## [TASK PROMPT]
Output each line of the material exactly as it stands.

## [SOURCE DATA]
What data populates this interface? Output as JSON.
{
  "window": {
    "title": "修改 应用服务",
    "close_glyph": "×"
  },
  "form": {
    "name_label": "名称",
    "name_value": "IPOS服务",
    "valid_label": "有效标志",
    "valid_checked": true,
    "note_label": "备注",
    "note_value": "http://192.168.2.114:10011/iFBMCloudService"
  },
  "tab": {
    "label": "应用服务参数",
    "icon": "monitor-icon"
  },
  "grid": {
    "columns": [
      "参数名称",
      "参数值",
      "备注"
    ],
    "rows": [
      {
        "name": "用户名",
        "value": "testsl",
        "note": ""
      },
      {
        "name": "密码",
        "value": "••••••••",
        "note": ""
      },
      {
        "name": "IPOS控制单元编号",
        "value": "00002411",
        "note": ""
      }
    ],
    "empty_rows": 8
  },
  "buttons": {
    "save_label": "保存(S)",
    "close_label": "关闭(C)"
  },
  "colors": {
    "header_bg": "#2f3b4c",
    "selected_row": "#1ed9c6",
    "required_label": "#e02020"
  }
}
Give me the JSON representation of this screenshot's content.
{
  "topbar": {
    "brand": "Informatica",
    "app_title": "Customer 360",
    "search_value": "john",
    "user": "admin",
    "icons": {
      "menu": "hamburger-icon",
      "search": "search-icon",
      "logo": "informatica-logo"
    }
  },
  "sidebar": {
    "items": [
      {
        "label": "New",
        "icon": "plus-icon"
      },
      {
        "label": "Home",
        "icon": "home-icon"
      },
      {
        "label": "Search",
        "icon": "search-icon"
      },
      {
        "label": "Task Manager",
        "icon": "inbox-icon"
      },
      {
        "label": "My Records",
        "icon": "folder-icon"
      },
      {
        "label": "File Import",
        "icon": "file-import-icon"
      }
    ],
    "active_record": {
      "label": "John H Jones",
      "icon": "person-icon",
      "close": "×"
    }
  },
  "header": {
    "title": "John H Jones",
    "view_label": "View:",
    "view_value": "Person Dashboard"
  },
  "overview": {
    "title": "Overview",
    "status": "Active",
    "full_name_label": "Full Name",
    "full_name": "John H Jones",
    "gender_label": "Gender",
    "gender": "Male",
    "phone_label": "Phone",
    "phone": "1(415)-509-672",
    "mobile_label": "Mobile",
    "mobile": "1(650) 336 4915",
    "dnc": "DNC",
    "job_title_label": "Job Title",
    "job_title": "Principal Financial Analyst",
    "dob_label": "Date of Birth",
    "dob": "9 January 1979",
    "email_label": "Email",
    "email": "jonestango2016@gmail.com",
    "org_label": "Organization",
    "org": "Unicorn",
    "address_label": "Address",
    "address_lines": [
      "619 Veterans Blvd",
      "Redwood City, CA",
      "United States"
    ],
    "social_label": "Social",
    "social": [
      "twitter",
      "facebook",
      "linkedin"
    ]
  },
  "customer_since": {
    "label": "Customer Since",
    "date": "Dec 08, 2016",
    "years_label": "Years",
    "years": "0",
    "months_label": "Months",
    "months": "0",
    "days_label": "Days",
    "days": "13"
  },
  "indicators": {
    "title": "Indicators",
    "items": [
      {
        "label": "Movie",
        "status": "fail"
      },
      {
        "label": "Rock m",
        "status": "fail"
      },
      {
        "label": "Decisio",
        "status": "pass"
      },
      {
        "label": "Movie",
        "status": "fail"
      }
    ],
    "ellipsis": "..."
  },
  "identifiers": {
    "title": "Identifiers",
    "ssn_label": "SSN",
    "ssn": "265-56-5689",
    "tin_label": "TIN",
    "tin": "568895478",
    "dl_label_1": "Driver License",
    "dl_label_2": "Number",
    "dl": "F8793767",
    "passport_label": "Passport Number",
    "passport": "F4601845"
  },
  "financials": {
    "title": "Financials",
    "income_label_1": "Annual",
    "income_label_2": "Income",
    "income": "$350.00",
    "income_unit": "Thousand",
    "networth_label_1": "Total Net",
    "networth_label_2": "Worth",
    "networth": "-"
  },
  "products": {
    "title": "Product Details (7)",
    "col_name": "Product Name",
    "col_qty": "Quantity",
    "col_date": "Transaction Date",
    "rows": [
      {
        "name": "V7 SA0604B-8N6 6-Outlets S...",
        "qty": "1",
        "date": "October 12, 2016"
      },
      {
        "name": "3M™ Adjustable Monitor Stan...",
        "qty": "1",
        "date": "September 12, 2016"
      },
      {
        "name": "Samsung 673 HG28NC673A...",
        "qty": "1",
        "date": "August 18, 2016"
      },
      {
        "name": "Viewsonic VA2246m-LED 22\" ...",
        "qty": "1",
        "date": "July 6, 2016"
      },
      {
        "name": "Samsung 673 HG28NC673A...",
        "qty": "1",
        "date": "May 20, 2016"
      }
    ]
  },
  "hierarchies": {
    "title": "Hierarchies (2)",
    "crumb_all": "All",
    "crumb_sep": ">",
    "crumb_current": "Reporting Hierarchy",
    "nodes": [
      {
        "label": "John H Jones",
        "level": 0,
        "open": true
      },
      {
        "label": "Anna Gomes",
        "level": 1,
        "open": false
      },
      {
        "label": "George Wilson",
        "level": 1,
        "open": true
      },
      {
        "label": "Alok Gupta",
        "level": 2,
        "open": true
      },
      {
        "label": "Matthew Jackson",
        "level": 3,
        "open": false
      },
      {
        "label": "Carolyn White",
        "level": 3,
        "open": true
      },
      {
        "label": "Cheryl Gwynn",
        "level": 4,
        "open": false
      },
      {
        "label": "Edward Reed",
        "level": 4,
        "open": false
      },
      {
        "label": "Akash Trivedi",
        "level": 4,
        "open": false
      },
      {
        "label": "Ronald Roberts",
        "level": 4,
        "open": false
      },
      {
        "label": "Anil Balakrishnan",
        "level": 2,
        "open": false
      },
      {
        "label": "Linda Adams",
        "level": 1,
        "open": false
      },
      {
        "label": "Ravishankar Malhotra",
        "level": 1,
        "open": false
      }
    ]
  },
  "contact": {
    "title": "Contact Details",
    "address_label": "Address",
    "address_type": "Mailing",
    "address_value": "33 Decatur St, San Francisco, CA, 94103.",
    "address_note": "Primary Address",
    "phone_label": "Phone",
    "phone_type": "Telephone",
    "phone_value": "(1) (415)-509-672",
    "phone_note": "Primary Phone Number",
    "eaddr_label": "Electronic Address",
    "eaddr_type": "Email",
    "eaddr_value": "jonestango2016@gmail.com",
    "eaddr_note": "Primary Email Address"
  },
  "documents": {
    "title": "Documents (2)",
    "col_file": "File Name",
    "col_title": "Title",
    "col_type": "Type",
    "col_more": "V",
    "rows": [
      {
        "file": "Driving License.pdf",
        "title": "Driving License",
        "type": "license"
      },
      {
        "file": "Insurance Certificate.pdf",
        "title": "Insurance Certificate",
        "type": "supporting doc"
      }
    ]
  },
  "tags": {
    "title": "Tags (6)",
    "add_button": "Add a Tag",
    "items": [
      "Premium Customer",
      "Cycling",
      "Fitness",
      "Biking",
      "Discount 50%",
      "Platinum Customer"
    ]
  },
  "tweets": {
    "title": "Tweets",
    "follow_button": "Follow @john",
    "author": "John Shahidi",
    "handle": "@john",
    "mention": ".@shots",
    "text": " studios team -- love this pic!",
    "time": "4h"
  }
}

## [PROBLEM SOLUTION]
What data populates this interface? Output as JSON.
{
  "window": {
    "title": "修改 应用服务",
    "close_glyph": "×"
  },
  "form": {
    "name_label": "名称",
    "name_value": "IPOS服务",
    "valid_label": "有效标志",
    "valid_checked": true,
    "note_label": "备注",
    "note_value": "http://192.168.2.114:10011/iFBMCloudService"
  },
  "tab": {
    "label": "应用服务参数",
    "icon": "monitor-icon"
  },
  "grid": {
    "columns": [
      "参数名称",
      "参数值",
      "备注"
    ],
    "rows": [
      {
        "name": "用户名",
        "value": "testsl",
        "note": ""
      },
      {
        "name": "密码",
        "value": "••••••••",
        "note": ""
      },
      {
        "name": "IPOS控制单元编号",
        "value": "00002411",
        "note": ""
      }
    ],
    "empty_rows": 8
  },
  "buttons": {
    "save_label": "保存(S)",
    "close_label": "关闭(C)"
  },
  "colors": {
    "header_bg": "#2f3b4c",
    "selected_row": "#1ed9c6",
    "required_label": "#e02020"
  }
}
Give me the JSON representation of this screenshot's content.
{
  "topbar": {
    "brand": "Informatica",
    "app_title": "Customer 360",
    "search_value": "john",
    "user": "admin",
    "icons": {
      "menu": "hamburger-icon",
      "search": "search-icon",
      "logo": "informatica-logo"
    }
  },
  "sidebar": {
    "items": [
      {
        "label": "New",
        "icon": "plus-icon"
      },
      {
        "label": "Home",
        "icon": "home-icon"
      },
      {
        "label": "Search",
        "icon": "search-icon"
      },
      {
        "label": "Task Manager",
        "icon": "inbox-icon"
      },
      {
        "label": "My Records",
        "icon": "folder-icon"
      },
      {
        "label": "File Import",
        "icon": "file-import-icon"
      }
    ],
    "active_record": {
      "label": "John H Jones",
      "icon": "person-icon",
      "close": "×"
    }
  },
  "header": {
    "title": "John H Jones",
    "view_label": "View:",
    "view_value": "Person Dashboard"
  },
  "overview": {
    "title": "Overview",
    "status": "Active",
    "full_name_label": "Full Name",
    "full_name": "John H Jones",
    "gender_label": "Gender",
    "gender": "Male",
    "phone_label": "Phone",
    "phone": "1(415)-509-672",
    "mobile_label": "Mobile",
    "mobile": "1(650) 336 4915",
    "dnc": "DNC",
    "job_title_label": "Job Title",
    "job_title": "Principal Financial Analyst",
    "dob_label": "Date of Birth",
    "dob": "9 January 1979",
    "email_label": "Email",
    "email": "jonestango2016@gmail.com",
    "org_label": "Organization",
    "org": "Unicorn",
    "address_label": "Address",
    "address_lines": [
      "619 Veterans Blvd",
      "Redwood City, CA",
      "United States"
    ],
    "social_label": "Social",
    "social": [
      "twitter",
      "facebook",
      "linkedin"
    ]
  },
  "customer_since": {
    "label": "Customer Since",
    "date": "Dec 08, 2016",
    "years_label": "Years",
    "years": "0",
    "months_label": "Months",
    "months": "0",
    "days_label": "Days",
    "days": "13"
  },
  "indicators": {
    "title": "Indicators",
    "items": [
      {
        "label": "Movie",
        "status": "fail"
      },
      {
        "label": "Rock m",
        "status": "fail"
      },
      {
        "label": "Decisio",
        "status": "pass"
      },
      {
        "label": "Movie",
        "status": "fail"
      }
    ],
    "ellipsis": "..."
  },
  "identifiers": {
    "title": "Identifiers",
    "ssn_label": "SSN",
    "ssn": "265-56-5689",
    "tin_label": "TIN",
    "tin": "568895478",
    "dl_label_1": "Driver License",
    "dl_label_2": "Number",
    "dl": "F8793767",
    "passport_label": "Passport Number",
    "passport": "F4601845"
  },
  "financials": {
    "title": "Financials",
    "income_label_1": "Annual",
    "income_label_2": "Income",
    "income": "$350.00",
    "income_unit": "Thousand",
    "networth_label_1": "Total Net",
    "networth_label_2": "Worth",
    "networth": "-"
  },
  "products": {
    "title": "Product Details (7)",
    "col_name": "Product Name",
    "col_qty": "Quantity",
    "col_date": "Transaction Date",
    "rows": [
      {
        "name": "V7 SA0604B-8N6 6-Outlets S...",
        "qty": "1",
        "date": "October 12, 2016"
      },
      {
        "name": "3M™ Adjustable Monitor Stan...",
        "qty": "1",
        "date": "September 12, 2016"
      },
      {
        "name": "Samsung 673 HG28NC673A...",
        "qty": "1",
        "date": "August 18, 2016"
      },
      {
        "name": "Viewsonic VA2246m-LED 22\" ...",
        "qty": "1",
        "date": "July 6, 2016"
      },
      {
        "name": "Samsung 673 HG28NC673A...",
        "qty": "1",
        "date": "May 20, 2016"
      }
    ]
  },
  "hierarchies": {
    "title": "Hierarchies (2)",
    "crumb_all": "All",
    "crumb_sep": ">",
    "crumb_current": "Reporting Hierarchy",
    "nodes": [
      {
        "label": "John H Jones",
        "level": 0,
        "open": true
      },
      {
        "label": "Anna Gomes",
        "level": 1,
        "open": false
      },
      {
        "label": "George Wilson",
        "level": 1,
        "open": true
      },
      {
        "label": "Alok Gupta",
        "level": 2,
        "open": true
      },
      {
        "label": "Matthew Jackson",
        "level": 3,
        "open": false
      },
      {
        "label": "Carolyn White",
        "level": 3,
        "open": true
      },
      {
        "label": "Cheryl Gwynn",
        "level": 4,
        "open": false
      },
      {
        "label": "Edward Reed",
        "level": 4,
        "open": false
      },
      {
        "label": "Akash Trivedi",
        "level": 4,
        "open": false
      },
      {
        "label": "Ronald Roberts",
        "level": 4,
        "open": false
      },
      {
        "label": "Anil Balakrishnan",
        "level": 2,
        "open": false
      },
      {
        "label": "Linda Adams",
        "level": 1,
        "open": false
      },
      {
        "label": "Ravishankar Malhotra",
        "level": 1,
        "open": false
      }
    ]
  },
  "contact": {
    "title": "Contact Details",
    "address_label": "Address",
    "address_type": "Mailing",
    "address_value": "33 Decatur St, San Francisco, CA, 94103.",
    "address_note": "Primary Address",
    "phone_label": "Phone",
    "phone_type": "Telephone",
    "phone_value": "(1) (415)-509-672",
    "phone_note": "Primary Phone Number",
    "eaddr_label": "Electronic Address",
    "eaddr_type": "Email",
    "eaddr_value": "jonestango2016@gmail.com",
    "eaddr_note": "Primary Email Address"
  },
  "documents": {
    "title": "Documents (2)",
    "col_file": "File Name",
    "col_title": "Title",
    "col_type": "Type",
    "col_more": "V",
    "rows": [
      {
        "file": "Driving License.pdf",
        "title": "Driving License",
        "type": "license"
      },
      {
        "file": "Insurance Certificate.pdf",
        "title": "Insurance Certificate",
        "type": "supporting doc"
      }
    ]
  },
  "tags": {
    "title": "Tags (6)",
    "add_button": "Add a Tag",
    "items": [
      "Premium Customer",
      "Cycling",
      "Fitness",
      "Biking",
      "Discount 50%",
      "Platinum Customer"
    ]
  },
  "tweets": {
    "title": "Tweets",
    "follow_button": "Follow @john",
    "author": "John Shahidi",
    "handle": "@john",
    "mention": ".@shots",
    "text": " studios team -- love this pic!",
    "time": "4h"
  }
}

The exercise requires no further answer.